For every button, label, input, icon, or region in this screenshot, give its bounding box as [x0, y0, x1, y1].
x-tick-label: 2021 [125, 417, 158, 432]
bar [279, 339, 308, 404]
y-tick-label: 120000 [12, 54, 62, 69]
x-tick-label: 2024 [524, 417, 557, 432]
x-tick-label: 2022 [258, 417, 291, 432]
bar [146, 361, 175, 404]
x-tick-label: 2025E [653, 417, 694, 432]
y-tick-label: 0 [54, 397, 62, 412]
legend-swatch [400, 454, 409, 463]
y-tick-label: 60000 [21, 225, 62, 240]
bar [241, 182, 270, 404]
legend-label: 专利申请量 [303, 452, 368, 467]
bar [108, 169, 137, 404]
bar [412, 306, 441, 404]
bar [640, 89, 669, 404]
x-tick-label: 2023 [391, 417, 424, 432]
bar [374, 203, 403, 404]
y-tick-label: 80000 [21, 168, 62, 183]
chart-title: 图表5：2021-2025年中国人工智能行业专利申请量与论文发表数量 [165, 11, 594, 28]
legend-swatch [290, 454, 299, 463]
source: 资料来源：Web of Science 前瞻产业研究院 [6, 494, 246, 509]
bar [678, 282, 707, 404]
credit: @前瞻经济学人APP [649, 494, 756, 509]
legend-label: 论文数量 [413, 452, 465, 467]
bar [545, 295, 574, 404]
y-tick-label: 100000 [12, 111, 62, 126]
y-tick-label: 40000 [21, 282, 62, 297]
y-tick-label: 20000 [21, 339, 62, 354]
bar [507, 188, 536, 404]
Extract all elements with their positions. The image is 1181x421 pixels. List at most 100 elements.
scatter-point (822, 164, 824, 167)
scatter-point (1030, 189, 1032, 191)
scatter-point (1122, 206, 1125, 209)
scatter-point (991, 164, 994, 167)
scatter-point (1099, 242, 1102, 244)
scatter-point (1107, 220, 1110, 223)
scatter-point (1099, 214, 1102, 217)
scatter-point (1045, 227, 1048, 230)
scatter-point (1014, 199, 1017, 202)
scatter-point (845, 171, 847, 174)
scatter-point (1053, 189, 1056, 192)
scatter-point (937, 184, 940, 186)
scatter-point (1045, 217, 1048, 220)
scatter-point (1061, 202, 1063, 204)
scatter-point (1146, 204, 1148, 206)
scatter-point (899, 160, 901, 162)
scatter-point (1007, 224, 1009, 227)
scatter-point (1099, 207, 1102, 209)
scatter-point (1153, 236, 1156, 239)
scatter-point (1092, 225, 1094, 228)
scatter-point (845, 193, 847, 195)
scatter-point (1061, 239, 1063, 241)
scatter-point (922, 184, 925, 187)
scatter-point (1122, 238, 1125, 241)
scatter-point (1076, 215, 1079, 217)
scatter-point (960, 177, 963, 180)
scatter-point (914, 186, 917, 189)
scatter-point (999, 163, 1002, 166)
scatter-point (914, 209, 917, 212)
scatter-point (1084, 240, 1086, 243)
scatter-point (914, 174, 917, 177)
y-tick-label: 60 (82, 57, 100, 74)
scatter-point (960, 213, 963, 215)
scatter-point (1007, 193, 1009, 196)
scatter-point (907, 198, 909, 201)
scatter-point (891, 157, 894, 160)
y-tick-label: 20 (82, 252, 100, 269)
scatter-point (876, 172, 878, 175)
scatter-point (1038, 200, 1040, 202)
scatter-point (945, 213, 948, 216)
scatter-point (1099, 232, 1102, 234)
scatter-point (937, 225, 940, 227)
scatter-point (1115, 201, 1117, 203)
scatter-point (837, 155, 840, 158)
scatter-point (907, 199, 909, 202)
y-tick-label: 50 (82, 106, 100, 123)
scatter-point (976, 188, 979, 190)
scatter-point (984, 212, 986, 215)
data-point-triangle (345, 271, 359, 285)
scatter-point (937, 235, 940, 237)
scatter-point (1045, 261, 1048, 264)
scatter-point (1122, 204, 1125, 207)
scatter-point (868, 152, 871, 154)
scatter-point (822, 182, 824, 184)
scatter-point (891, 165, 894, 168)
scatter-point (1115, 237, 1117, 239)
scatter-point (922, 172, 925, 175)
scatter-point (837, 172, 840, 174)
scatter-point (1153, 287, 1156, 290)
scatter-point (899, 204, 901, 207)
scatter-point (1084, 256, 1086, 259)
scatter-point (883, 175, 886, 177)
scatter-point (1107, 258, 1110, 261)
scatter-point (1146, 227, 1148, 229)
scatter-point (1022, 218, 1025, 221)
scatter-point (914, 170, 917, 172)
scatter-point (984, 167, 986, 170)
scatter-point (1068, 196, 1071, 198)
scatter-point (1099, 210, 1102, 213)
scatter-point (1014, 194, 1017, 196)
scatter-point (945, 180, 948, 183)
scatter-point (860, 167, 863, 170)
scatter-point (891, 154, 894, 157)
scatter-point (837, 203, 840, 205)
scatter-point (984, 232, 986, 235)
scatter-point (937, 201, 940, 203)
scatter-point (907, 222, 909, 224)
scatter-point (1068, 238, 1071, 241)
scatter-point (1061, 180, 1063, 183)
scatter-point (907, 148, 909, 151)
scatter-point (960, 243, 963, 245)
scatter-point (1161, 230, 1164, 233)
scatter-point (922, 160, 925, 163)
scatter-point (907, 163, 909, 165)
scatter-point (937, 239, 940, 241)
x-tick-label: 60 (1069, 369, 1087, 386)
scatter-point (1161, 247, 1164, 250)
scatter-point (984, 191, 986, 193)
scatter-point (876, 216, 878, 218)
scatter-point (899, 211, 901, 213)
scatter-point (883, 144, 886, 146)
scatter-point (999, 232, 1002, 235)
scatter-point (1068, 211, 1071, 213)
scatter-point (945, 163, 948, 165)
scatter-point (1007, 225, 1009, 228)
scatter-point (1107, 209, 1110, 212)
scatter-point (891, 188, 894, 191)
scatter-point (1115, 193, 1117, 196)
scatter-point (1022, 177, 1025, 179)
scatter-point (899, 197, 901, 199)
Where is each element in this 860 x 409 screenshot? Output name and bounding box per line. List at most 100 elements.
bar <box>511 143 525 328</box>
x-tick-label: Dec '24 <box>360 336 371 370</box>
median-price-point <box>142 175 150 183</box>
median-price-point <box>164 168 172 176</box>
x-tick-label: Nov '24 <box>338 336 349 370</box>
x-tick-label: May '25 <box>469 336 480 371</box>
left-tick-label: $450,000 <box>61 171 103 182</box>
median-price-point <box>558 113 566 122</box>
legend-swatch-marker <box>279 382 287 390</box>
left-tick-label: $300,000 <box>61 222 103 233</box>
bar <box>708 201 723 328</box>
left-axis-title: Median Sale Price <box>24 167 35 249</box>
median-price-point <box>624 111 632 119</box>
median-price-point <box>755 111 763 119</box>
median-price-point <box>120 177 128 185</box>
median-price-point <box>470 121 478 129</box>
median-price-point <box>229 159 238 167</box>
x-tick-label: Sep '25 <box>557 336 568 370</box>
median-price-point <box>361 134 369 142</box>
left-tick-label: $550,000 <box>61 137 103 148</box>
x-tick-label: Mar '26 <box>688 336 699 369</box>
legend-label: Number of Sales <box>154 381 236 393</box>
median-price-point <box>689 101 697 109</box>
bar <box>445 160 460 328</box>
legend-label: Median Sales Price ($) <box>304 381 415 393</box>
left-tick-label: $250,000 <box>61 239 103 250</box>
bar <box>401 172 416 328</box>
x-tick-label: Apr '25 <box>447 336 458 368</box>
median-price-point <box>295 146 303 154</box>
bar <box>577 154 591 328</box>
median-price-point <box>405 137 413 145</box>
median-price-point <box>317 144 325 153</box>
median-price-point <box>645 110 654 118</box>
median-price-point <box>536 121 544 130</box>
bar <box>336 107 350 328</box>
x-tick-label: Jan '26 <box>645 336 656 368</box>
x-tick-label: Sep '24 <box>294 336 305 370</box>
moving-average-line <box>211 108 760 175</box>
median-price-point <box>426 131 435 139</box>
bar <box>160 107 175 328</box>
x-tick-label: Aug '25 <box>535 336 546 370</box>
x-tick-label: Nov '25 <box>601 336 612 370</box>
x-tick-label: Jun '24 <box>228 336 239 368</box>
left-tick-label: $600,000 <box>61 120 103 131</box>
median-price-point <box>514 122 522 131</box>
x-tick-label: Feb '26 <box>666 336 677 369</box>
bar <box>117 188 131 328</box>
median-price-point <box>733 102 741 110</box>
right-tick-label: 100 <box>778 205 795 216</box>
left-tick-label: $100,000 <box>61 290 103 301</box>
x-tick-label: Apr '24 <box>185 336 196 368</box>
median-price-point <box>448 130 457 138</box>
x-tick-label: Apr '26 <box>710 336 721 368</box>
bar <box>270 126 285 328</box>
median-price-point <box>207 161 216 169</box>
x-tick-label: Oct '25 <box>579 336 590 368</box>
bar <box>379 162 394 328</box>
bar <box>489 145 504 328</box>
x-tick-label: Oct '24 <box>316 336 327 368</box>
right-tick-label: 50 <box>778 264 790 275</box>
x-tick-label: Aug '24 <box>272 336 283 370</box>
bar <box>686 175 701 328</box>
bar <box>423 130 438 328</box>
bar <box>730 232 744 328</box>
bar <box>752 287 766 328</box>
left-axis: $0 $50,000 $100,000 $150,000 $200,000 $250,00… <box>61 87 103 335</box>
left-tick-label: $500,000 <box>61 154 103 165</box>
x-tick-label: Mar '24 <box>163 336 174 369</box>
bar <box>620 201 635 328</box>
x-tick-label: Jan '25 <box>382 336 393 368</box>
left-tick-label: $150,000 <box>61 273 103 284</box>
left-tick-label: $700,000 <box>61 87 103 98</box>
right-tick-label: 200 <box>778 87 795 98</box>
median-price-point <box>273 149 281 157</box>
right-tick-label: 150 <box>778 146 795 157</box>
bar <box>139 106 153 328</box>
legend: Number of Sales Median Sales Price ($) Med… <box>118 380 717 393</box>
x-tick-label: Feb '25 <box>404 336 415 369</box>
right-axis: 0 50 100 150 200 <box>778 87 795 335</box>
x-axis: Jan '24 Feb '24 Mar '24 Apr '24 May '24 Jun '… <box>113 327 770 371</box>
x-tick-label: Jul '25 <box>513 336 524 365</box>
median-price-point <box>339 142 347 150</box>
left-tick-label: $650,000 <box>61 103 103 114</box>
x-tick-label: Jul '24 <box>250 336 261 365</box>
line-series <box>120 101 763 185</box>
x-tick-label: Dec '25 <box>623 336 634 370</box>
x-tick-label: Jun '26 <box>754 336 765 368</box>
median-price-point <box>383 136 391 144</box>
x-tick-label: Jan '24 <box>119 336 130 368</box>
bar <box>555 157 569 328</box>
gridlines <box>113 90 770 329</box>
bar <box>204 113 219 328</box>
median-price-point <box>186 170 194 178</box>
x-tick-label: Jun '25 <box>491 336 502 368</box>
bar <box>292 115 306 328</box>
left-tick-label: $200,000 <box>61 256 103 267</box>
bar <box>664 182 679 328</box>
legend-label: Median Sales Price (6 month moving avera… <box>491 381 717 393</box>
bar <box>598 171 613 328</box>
◆ ◆ ◆ ◆
Given problem: Rewrite the material starting at the beginning and ending with the line that contains "scatter-point (991, 164, 994, 167)", replacing "legend-swatch" with "legend-marker" and leaving everything else unchanged.

Finished answer:
For every button, label, input, icon, or region in this screenshot, give its bounding box as [x0, y0, x1, y1].
x-tick-label: 2021 [125, 417, 158, 432]
bar [279, 339, 308, 404]
y-tick-label: 120000 [12, 54, 62, 69]
x-tick-label: 2024 [524, 417, 557, 432]
x-tick-label: 2022 [258, 417, 291, 432]
bar [146, 361, 175, 404]
x-tick-label: 2025E [653, 417, 694, 432]
y-tick-label: 0 [54, 397, 62, 412]
legend-marker [400, 454, 409, 463]
y-tick-label: 60000 [21, 225, 62, 240]
bar [241, 182, 270, 404]
legend-label: 专利申请量 [303, 452, 368, 467]
bar [108, 169, 137, 404]
bar [412, 306, 441, 404]
bar [640, 89, 669, 404]
x-tick-label: 2023 [391, 417, 424, 432]
bar [374, 203, 403, 404]
y-tick-label: 80000 [21, 168, 62, 183]
chart-title: 图表5：2021-2025年中国人工智能行业专利申请量与论文发表数量 [165, 11, 594, 28]
legend-marker [290, 454, 299, 463]
source: 资料来源：Web of Science 前瞻产业研究院 [6, 494, 246, 509]
bar [678, 282, 707, 404]
credit: @前瞻经济学人APP [649, 494, 756, 509]
legend-label: 论文数量 [413, 452, 465, 467]
bar [545, 295, 574, 404]
y-tick-label: 100000 [12, 111, 62, 126]
y-tick-label: 40000 [21, 282, 62, 297]
y-tick-label: 20000 [21, 339, 62, 354]
bar [507, 188, 536, 404]
Extract all elements with their positions. The image is 1181x421 pixels. List at most 100 elements.
scatter-point (822, 164, 824, 167)
scatter-point (1030, 189, 1032, 191)
scatter-point (1122, 206, 1125, 209)
scatter-point (991, 164, 994, 167)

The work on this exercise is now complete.